— start of Data supplied —

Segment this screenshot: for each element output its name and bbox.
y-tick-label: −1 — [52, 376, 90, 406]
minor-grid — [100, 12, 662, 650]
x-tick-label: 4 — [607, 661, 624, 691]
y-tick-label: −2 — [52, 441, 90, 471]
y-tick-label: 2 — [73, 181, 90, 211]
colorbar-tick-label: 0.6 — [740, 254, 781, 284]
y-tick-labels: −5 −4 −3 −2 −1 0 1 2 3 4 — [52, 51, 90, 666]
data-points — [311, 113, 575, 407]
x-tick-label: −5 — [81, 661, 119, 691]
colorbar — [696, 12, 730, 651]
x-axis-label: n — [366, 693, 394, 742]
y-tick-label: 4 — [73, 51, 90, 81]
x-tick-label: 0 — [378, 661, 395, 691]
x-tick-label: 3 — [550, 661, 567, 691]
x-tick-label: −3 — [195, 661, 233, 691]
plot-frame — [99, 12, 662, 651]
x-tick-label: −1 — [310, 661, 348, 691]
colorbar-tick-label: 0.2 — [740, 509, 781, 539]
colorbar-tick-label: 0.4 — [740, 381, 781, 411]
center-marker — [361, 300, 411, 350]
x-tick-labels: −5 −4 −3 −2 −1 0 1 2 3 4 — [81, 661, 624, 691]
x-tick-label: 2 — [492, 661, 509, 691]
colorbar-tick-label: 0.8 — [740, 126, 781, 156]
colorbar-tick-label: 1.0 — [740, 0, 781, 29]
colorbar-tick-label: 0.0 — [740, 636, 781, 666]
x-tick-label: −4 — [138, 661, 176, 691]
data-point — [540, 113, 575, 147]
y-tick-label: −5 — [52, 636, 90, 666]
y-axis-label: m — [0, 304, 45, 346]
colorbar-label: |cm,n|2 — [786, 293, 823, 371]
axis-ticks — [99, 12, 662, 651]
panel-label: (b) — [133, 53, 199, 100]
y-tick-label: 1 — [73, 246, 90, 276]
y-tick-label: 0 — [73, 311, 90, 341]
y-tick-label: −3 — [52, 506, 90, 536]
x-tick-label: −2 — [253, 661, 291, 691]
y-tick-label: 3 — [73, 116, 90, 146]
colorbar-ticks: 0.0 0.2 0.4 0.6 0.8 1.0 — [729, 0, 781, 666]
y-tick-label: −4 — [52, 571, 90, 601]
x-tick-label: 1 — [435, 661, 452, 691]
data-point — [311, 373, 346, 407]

— end of Data supplied —

## Aim
Print every line of the listing above exactly as it stands, without any changes.

## Answer to this task
Segment this screenshot: for each element output its name and bbox.
y-tick-label: −1 — [52, 376, 90, 406]
minor-grid — [100, 12, 662, 650]
x-tick-label: 4 — [607, 661, 624, 691]
y-tick-label: −2 — [52, 441, 90, 471]
y-tick-label: 2 — [73, 181, 90, 211]
colorbar-tick-label: 0.6 — [740, 254, 781, 284]
y-tick-labels: −5 −4 −3 −2 −1 0 1 2 3 4 — [52, 51, 90, 666]
data-points — [311, 113, 575, 407]
x-tick-label: −5 — [81, 661, 119, 691]
colorbar — [696, 12, 730, 651]
x-axis-label: n — [366, 693, 394, 742]
y-tick-label: 4 — [73, 51, 90, 81]
x-tick-label: 0 — [378, 661, 395, 691]
x-tick-label: 3 — [550, 661, 567, 691]
x-tick-label: −3 — [195, 661, 233, 691]
plot-frame — [99, 12, 662, 651]
x-tick-label: −1 — [310, 661, 348, 691]
colorbar-tick-label: 0.2 — [740, 509, 781, 539]
colorbar-tick-label: 0.4 — [740, 381, 781, 411]
center-marker — [361, 300, 411, 350]
x-tick-labels: −5 −4 −3 −2 −1 0 1 2 3 4 — [81, 661, 624, 691]
x-tick-label: 2 — [492, 661, 509, 691]
colorbar-tick-label: 0.8 — [740, 126, 781, 156]
colorbar-tick-label: 1.0 — [740, 0, 781, 29]
colorbar-tick-label: 0.0 — [740, 636, 781, 666]
x-tick-label: −4 — [138, 661, 176, 691]
data-point — [540, 113, 575, 147]
y-tick-label: −5 — [52, 636, 90, 666]
y-axis-label: m — [0, 304, 45, 346]
colorbar-label: |cm,n|2 — [786, 293, 823, 371]
axis-ticks — [99, 12, 662, 651]
panel-label: (b) — [133, 53, 199, 100]
y-tick-label: 1 — [73, 246, 90, 276]
y-tick-label: 0 — [73, 311, 90, 341]
y-tick-label: −3 — [52, 506, 90, 536]
x-tick-label: −2 — [253, 661, 291, 691]
y-tick-label: 3 — [73, 116, 90, 146]
colorbar-ticks: 0.0 0.2 0.4 0.6 0.8 1.0 — [729, 0, 781, 666]
y-tick-label: −4 — [52, 571, 90, 601]
x-tick-label: 1 — [435, 661, 452, 691]
data-point — [311, 373, 346, 407]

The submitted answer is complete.